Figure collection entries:
########

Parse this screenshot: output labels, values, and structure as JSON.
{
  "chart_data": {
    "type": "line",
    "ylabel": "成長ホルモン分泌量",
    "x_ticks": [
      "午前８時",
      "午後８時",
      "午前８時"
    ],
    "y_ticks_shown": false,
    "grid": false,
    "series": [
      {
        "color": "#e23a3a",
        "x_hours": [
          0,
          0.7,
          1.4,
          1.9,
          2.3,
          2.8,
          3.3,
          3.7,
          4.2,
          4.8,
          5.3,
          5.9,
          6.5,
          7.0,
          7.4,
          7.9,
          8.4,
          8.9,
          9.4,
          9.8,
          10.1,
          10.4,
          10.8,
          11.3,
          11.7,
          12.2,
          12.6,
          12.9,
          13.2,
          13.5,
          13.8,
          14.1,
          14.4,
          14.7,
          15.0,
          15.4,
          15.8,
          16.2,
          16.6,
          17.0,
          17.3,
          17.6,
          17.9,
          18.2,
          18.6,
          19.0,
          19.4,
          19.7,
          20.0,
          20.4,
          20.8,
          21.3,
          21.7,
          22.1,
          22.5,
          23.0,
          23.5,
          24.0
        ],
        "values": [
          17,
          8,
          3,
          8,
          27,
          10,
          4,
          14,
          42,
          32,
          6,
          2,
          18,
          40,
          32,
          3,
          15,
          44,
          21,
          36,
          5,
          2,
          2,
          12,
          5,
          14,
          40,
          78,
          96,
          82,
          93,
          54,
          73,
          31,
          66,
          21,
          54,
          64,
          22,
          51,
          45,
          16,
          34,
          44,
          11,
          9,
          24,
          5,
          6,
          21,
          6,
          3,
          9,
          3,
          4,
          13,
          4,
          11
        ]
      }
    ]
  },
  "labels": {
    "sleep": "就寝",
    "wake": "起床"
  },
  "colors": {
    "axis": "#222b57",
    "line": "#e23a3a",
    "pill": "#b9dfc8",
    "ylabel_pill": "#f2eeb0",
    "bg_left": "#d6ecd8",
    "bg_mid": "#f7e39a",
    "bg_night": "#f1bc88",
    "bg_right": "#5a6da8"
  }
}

########

EXERCISE REQUIREMENTS: All records above must be set down exactly, please.

PROBLEM SOLUTION:
Parse this screenshot: output labels, values, and structure as JSON.
{
  "chart_data": {
    "type": "line",
    "ylabel": "成長ホルモン分泌量",
    "x_ticks": [
      "午前８時",
      "午後８時",
      "午前８時"
    ],
    "y_ticks_shown": false,
    "grid": false,
    "series": [
      {
        "color": "#e23a3a",
        "x_hours": [
          0,
          0.7,
          1.4,
          1.9,
          2.3,
          2.8,
          3.3,
          3.7,
          4.2,
          4.8,
          5.3,
          5.9,
          6.5,
          7.0,
          7.4,
          7.9,
          8.4,
          8.9,
          9.4,
          9.8,
          10.1,
          10.4,
          10.8,
          11.3,
          11.7,
          12.2,
          12.6,
          12.9,
          13.2,
          13.5,
          13.8,
          14.1,
          14.4,
          14.7,
          15.0,
          15.4,
          15.8,
          16.2,
          16.6,
          17.0,
          17.3,
          17.6,
          17.9,
          18.2,
          18.6,
          19.0,
          19.4,
          19.7,
          20.0,
          20.4,
          20.8,
          21.3,
          21.7,
          22.1,
          22.5,
          23.0,
          23.5,
          24.0
        ],
        "values": [
          17,
          8,
          3,
          8,
          27,
          10,
          4,
          14,
          42,
          32,
          6,
          2,
          18,
          40,
          32,
          3,
          15,
          44,
          21,
          36,
          5,
          2,
          2,
          12,
          5,
          14,
          40,
          78,
          96,
          82,
          93,
          54,
          73,
          31,
          66,
          21,
          54,
          64,
          22,
          51,
          45,
          16,
          34,
          44,
          11,
          9,
          24,
          5,
          6,
          21,
          6,
          3,
          9,
          3,
          4,
          13,
          4,
          11
        ]
      }
    ]
  },
  "labels": {
    "sleep": "就寝",
    "wake": "起床"
  },
  "colors": {
    "axis": "#222b57",
    "line": "#e23a3a",
    "pill": "#b9dfc8",
    "ylabel_pill": "#f2eeb0",
    "bg_left": "#d6ecd8",
    "bg_mid": "#f7e39a",
    "bg_night": "#f1bc88",
    "bg_right": "#5a6da8"
  }
}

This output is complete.